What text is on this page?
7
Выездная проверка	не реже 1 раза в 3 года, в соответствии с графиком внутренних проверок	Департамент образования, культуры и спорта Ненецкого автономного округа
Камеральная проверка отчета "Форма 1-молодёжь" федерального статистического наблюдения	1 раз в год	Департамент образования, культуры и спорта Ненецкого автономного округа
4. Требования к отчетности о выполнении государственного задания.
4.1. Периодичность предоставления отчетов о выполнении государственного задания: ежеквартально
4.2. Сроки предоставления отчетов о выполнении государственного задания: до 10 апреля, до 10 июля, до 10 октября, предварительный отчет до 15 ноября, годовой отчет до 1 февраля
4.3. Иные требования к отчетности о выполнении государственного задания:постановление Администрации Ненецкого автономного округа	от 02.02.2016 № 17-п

+++

WHAT IS BEING ASKED>
Say how many lines in the entries contain the string "образования", and say nothing else.

CORRECT RESPONSE>
2